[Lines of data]
-*-

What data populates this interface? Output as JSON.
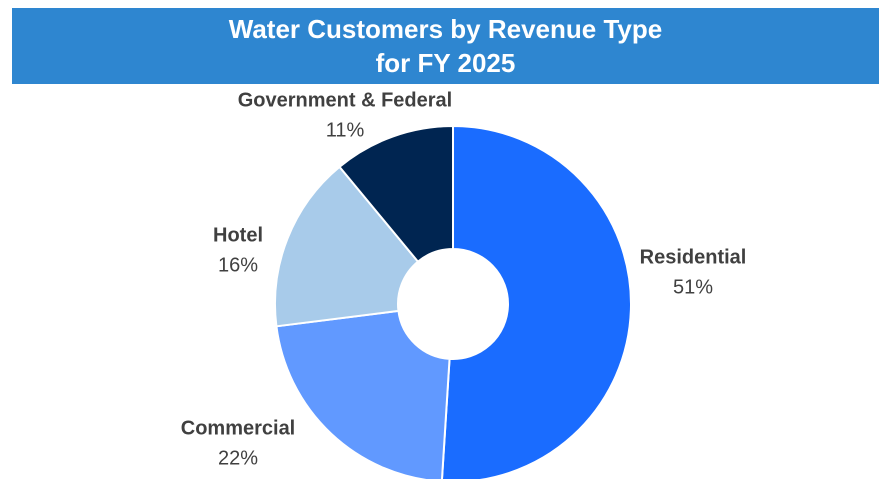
{
  "chart_data": {
    "type": "donut",
    "title": "Water Customers by Revenue Type\nfor FY 2025",
    "categories": [
      "Residential",
      "Commercial",
      "Hotel",
      "Government & Federal"
    ],
    "values": [
      51,
      22,
      16,
      11
    ],
    "value_labels": [
      "51%",
      "22%",
      "16%",
      "11%"
    ],
    "colors": [
      "#1a6cff",
      "#6199ff",
      "#a8cbea",
      "#002551"
    ]
  }
}
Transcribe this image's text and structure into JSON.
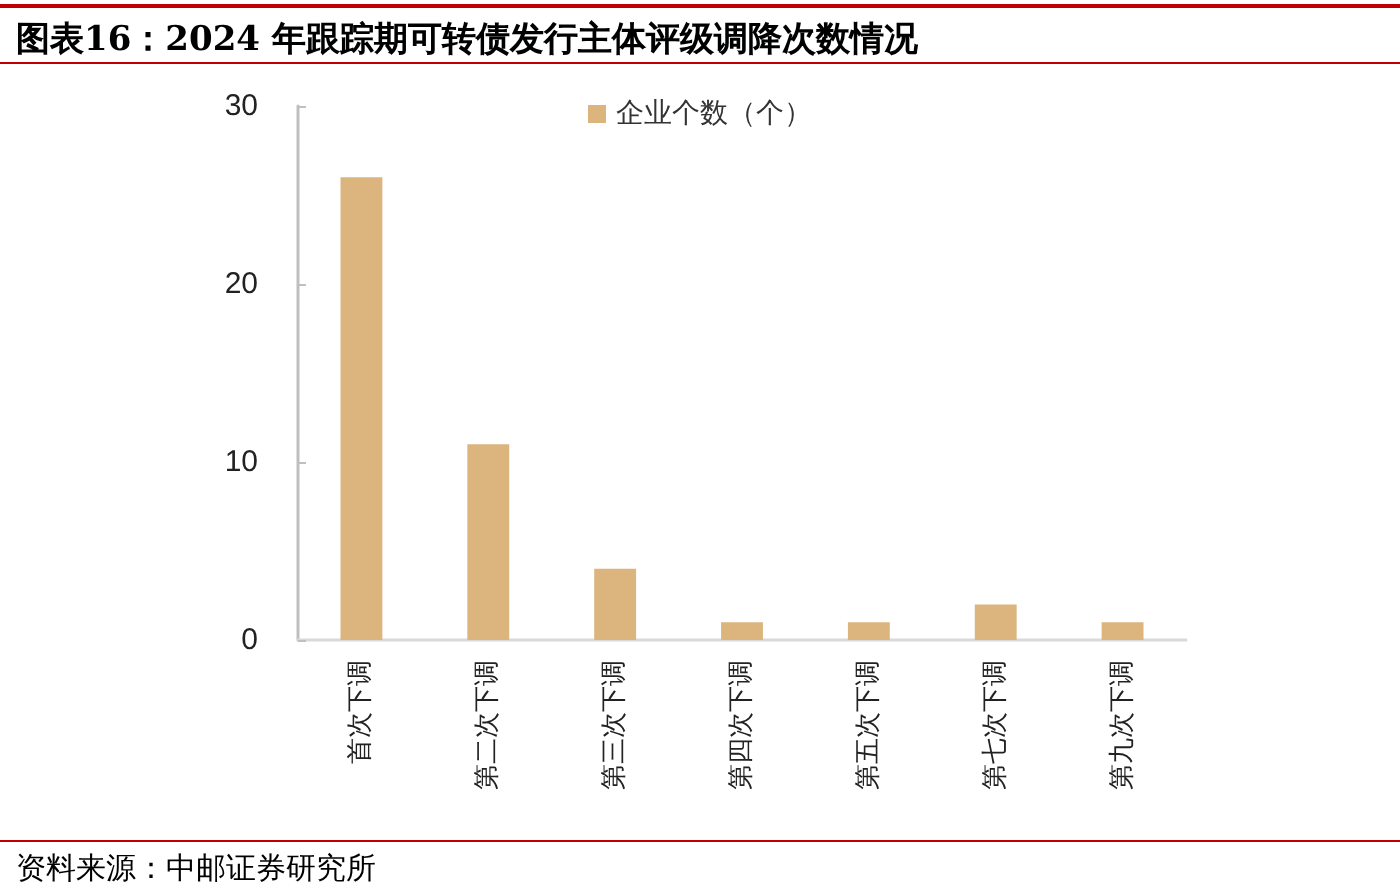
{
  "chart_data": {
    "type": "bar",
    "title": "图表16：2024 年跟踪期可转债发行主体评级调降次数情况",
    "categories": [
      "首次下调",
      "第二次下调",
      "第三次下调",
      "第四次下调",
      "第五次下调",
      "第七次下调",
      "第九次下调"
    ],
    "series": [
      {
        "name": "企业个数（个）",
        "color": "#dbb47e",
        "values": [
          26,
          11,
          4,
          1,
          1,
          2,
          1
        ]
      }
    ],
    "ylim": [
      0,
      30
    ],
    "yticks": [
      0,
      10,
      20,
      30
    ],
    "legend": "top",
    "annotations": [
      "资料来源：中邮证券研究所"
    ]
  }
}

-*-

### [AIM]
Provide the count, and nothing else, of lines in the data above where the word "title" occurs.

### [SOLUTION FOR THIS PROBLEM]
2